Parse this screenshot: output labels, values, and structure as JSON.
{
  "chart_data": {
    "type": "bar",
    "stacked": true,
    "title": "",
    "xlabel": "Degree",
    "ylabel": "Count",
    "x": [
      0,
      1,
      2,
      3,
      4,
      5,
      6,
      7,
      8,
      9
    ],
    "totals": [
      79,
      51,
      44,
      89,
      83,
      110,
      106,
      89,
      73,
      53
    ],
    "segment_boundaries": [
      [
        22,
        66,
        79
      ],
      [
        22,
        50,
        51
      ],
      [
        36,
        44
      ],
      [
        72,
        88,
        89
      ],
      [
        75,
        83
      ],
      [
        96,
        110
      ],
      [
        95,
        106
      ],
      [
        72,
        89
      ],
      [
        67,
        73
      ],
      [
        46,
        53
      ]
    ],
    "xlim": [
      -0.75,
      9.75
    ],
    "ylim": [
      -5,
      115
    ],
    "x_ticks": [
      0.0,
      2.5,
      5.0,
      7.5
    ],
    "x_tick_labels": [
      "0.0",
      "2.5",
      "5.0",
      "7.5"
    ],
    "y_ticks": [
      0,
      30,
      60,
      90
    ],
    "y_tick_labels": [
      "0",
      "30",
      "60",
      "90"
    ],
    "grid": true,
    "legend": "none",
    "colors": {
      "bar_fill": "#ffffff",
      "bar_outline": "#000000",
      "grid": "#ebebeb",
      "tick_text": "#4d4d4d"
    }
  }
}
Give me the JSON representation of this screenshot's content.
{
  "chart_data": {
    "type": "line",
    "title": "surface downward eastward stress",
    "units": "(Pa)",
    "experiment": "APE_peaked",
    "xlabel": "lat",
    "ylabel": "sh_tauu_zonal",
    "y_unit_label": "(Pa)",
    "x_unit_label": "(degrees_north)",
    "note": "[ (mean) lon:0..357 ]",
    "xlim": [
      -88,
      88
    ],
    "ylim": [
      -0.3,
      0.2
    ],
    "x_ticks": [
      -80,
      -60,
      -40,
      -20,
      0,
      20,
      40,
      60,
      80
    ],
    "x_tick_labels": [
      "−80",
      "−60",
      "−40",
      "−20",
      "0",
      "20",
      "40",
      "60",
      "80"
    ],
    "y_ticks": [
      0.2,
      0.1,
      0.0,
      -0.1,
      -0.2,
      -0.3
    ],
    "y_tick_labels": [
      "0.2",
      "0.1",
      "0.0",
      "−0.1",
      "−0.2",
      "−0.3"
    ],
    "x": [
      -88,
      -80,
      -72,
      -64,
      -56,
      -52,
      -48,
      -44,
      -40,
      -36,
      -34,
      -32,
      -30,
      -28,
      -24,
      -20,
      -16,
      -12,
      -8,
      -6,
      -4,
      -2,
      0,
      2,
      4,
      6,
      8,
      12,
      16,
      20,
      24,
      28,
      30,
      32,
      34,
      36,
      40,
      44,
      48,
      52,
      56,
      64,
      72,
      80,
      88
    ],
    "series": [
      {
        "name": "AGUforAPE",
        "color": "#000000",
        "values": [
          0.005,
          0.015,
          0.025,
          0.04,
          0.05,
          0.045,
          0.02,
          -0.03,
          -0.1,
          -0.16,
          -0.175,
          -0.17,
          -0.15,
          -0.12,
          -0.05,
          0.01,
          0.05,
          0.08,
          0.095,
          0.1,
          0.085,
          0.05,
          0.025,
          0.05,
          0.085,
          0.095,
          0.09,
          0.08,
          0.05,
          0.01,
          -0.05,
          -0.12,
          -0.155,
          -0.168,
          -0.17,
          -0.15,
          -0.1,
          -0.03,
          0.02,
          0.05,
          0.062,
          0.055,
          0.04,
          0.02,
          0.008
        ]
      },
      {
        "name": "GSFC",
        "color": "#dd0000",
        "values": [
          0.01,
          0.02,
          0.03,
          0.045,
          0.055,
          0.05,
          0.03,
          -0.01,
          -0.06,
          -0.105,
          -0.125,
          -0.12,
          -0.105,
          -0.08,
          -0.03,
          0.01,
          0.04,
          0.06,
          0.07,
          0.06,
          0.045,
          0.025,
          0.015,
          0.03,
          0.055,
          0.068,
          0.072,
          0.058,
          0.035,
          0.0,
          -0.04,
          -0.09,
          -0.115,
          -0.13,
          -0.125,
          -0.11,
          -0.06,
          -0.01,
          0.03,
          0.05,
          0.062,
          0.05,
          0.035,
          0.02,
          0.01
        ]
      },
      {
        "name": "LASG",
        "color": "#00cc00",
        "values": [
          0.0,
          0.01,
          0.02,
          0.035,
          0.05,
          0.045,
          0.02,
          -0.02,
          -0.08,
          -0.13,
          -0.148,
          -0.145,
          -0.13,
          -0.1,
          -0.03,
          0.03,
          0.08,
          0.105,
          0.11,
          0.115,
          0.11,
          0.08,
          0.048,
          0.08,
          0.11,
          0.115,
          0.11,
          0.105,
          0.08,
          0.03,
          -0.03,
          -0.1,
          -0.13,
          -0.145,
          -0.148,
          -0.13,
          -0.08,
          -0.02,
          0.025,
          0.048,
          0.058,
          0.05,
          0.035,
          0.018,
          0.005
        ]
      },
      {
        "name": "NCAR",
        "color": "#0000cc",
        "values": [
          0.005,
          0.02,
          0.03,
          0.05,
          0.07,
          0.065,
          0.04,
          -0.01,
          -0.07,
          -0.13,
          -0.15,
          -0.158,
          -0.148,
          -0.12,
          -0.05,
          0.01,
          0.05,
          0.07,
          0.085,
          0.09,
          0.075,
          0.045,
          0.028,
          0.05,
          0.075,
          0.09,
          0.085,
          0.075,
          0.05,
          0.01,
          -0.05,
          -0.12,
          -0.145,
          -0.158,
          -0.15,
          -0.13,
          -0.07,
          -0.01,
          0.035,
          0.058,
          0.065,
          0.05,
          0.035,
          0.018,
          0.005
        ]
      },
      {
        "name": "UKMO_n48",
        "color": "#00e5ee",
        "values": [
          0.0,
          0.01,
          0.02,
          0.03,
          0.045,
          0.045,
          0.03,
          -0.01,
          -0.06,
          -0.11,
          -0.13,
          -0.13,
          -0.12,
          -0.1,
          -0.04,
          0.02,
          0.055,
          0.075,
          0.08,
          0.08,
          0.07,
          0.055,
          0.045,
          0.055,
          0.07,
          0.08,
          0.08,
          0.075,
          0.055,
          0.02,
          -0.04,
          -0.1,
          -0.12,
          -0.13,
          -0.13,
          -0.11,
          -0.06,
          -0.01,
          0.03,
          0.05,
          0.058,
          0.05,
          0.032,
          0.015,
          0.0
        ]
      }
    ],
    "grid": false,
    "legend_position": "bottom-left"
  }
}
---*---
Select every line above that contains the word "this", and copy it.

◆ COMPLETE RESPONSE
Parse this screenshot: output labels, values, and structure as JSON.
Give me the JSON representation of this screenshot's content.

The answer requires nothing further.